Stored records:
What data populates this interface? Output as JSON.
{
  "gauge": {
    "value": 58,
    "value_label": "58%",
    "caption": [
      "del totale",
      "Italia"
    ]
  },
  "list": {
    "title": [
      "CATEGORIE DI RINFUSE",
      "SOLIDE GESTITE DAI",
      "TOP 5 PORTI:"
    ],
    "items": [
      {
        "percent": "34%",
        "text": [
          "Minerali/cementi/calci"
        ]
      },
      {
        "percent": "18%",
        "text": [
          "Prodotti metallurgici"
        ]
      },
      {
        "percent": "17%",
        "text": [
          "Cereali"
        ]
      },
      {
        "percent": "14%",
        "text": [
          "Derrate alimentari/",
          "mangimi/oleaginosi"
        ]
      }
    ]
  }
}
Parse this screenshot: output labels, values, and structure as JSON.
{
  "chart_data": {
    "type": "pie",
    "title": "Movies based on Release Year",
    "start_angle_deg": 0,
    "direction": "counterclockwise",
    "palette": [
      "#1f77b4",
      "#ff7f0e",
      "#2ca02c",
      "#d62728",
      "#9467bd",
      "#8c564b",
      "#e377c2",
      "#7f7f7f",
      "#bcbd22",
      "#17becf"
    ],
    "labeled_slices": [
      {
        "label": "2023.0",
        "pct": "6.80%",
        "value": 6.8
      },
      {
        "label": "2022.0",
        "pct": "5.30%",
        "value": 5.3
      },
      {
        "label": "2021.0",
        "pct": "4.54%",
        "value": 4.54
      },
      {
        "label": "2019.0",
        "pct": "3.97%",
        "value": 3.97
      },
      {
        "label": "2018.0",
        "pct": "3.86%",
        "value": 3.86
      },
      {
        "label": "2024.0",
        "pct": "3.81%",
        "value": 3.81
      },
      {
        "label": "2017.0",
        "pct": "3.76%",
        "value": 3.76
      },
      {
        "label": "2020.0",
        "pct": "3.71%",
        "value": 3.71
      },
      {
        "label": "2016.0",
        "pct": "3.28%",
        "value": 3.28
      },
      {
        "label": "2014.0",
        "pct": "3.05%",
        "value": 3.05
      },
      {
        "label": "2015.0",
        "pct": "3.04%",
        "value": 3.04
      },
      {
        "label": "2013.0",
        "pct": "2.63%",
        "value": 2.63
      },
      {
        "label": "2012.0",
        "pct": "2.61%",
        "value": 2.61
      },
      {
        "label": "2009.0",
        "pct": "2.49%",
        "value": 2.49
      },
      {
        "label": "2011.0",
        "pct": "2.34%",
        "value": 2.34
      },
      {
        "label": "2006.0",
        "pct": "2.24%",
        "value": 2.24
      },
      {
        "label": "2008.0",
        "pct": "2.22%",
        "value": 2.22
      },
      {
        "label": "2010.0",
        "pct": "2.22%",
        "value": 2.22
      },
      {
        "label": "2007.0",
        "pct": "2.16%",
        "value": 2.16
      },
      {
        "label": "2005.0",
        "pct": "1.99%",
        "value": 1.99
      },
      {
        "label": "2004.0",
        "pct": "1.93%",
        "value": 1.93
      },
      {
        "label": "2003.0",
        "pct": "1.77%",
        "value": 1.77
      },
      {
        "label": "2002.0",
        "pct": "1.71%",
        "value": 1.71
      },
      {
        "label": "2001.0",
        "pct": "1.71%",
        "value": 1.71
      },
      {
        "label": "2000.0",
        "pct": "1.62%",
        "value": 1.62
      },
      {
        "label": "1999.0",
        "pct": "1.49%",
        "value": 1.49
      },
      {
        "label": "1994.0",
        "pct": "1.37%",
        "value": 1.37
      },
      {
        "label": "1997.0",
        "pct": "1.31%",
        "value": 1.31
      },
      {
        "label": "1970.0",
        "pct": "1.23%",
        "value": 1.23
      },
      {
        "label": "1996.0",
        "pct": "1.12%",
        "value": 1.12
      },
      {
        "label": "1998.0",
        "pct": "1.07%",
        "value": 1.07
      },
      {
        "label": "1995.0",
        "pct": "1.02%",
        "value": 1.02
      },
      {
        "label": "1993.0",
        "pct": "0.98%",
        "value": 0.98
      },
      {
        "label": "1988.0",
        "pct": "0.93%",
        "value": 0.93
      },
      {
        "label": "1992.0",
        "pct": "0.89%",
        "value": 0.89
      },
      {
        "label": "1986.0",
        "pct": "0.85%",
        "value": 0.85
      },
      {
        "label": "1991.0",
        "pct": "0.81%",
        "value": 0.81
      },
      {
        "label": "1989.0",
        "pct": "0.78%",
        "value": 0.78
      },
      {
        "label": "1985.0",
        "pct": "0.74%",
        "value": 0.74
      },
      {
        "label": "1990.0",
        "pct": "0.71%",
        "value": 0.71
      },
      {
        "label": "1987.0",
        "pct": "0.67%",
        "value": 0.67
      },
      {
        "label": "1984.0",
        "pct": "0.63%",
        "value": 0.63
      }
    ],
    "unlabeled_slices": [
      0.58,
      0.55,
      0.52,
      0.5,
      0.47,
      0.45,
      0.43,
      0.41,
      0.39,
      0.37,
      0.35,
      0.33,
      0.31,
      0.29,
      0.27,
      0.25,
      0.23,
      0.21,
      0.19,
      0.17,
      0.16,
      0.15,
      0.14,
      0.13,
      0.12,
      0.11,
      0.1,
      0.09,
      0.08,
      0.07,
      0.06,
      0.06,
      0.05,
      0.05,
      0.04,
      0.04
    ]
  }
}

▶ What this task involves: Retype all of the data shown above, word for word.

▶ Exercise answer:
What data populates this interface? Output as JSON.
{
  "gauge": {
    "value": 58,
    "value_label": "58%",
    "caption": [
      "del totale",
      "Italia"
    ]
  },
  "list": {
    "title": [
      "CATEGORIE DI RINFUSE",
      "SOLIDE GESTITE DAI",
      "TOP 5 PORTI:"
    ],
    "items": [
      {
        "percent": "34%",
        "text": [
          "Minerali/cementi/calci"
        ]
      },
      {
        "percent": "18%",
        "text": [
          "Prodotti metallurgici"
        ]
      },
      {
        "percent": "17%",
        "text": [
          "Cereali"
        ]
      },
      {
        "percent": "14%",
        "text": [
          "Derrate alimentari/",
          "mangimi/oleaginosi"
        ]
      }
    ]
  }
}
Parse this screenshot: output labels, values, and structure as JSON.
{
  "chart_data": {
    "type": "pie",
    "title": "Movies based on Release Year",
    "start_angle_deg": 0,
    "direction": "counterclockwise",
    "palette": [
      "#1f77b4",
      "#ff7f0e",
      "#2ca02c",
      "#d62728",
      "#9467bd",
      "#8c564b",
      "#e377c2",
      "#7f7f7f",
      "#bcbd22",
      "#17becf"
    ],
    "labeled_slices": [
      {
        "label": "2023.0",
        "pct": "6.80%",
        "value": 6.8
      },
      {
        "label": "2022.0",
        "pct": "5.30%",
        "value": 5.3
      },
      {
        "label": "2021.0",
        "pct": "4.54%",
        "value": 4.54
      },
      {
        "label": "2019.0",
        "pct": "3.97%",
        "value": 3.97
      },
      {
        "label": "2018.0",
        "pct": "3.86%",
        "value": 3.86
      },
      {
        "label": "2024.0",
        "pct": "3.81%",
        "value": 3.81
      },
      {
        "label": "2017.0",
        "pct": "3.76%",
        "value": 3.76
      },
      {
        "label": "2020.0",
        "pct": "3.71%",
        "value": 3.71
      },
      {
        "label": "2016.0",
        "pct": "3.28%",
        "value": 3.28
      },
      {
        "label": "2014.0",
        "pct": "3.05%",
        "value": 3.05
      },
      {
        "label": "2015.0",
        "pct": "3.04%",
        "value": 3.04
      },
      {
        "label": "2013.0",
        "pct": "2.63%",
        "value": 2.63
      },
      {
        "label": "2012.0",
        "pct": "2.61%",
        "value": 2.61
      },
      {
        "label": "2009.0",
        "pct": "2.49%",
        "value": 2.49
      },
      {
        "label": "2011.0",
        "pct": "2.34%",
        "value": 2.34
      },
      {
        "label": "2006.0",
        "pct": "2.24%",
        "value": 2.24
      },
      {
        "label": "2008.0",
        "pct": "2.22%",
        "value": 2.22
      },
      {
        "label": "2010.0",
        "pct": "2.22%",
        "value": 2.22
      },
      {
        "label": "2007.0",
        "pct": "2.16%",
        "value": 2.16
      },
      {
        "label": "2005.0",
        "pct": "1.99%",
        "value": 1.99
      },
      {
        "label": "2004.0",
        "pct": "1.93%",
        "value": 1.93
      },
      {
        "label": "2003.0",
        "pct": "1.77%",
        "value": 1.77
      },
      {
        "label": "2002.0",
        "pct": "1.71%",
        "value": 1.71
      },
      {
        "label": "2001.0",
        "pct": "1.71%",
        "value": 1.71
      },
      {
        "label": "2000.0",
        "pct": "1.62%",
        "value": 1.62
      },
      {
        "label": "1999.0",
        "pct": "1.49%",
        "value": 1.49
      },
      {
        "label": "1994.0",
        "pct": "1.37%",
        "value": 1.37
      },
      {
        "label": "1997.0",
        "pct": "1.31%",
        "value": 1.31
      },
      {
        "label": "1970.0",
        "pct": "1.23%",
        "value": 1.23
      },
      {
        "label": "1996.0",
        "pct": "1.12%",
        "value": 1.12
      },
      {
        "label": "1998.0",
        "pct": "1.07%",
        "value": 1.07
      },
      {
        "label": "1995.0",
        "pct": "1.02%",
        "value": 1.02
      },
      {
        "label": "1993.0",
        "pct": "0.98%",
        "value": 0.98
      },
      {
        "label": "1988.0",
        "pct": "0.93%",
        "value": 0.93
      },
      {
        "label": "1992.0",
        "pct": "0.89%",
        "value": 0.89
      },
      {
        "label": "1986.0",
        "pct": "0.85%",
        "value": 0.85
      },
      {
        "label": "1991.0",
        "pct": "0.81%",
        "value": 0.81
      },
      {
        "label": "1989.0",
        "pct": "0.78%",
        "value": 0.78
      },
      {
        "label": "1985.0",
        "pct": "0.74%",
        "value": 0.74
      },
      {
        "label": "1990.0",
        "pct": "0.71%",
        "value": 0.71
      },
      {
        "label": "1987.0",
        "pct": "0.67%",
        "value": 0.67
      },
      {
        "label": "1984.0",
        "pct": "0.63%",
        "value": 0.63
      }
    ],
    "unlabeled_slices": [
      0.58,
      0.55,
      0.52,
      0.5,
      0.47,
      0.45,
      0.43,
      0.41,
      0.39,
      0.37,
      0.35,
      0.33,
      0.31,
      0.29,
      0.27,
      0.25,
      0.23,
      0.21,
      0.19,
      0.17,
      0.16,
      0.15,
      0.14,
      0.13,
      0.12,
      0.11,
      0.1,
      0.09,
      0.08,
      0.07,
      0.06,
      0.06,
      0.05,
      0.05,
      0.04,
      0.04
    ]
  }
}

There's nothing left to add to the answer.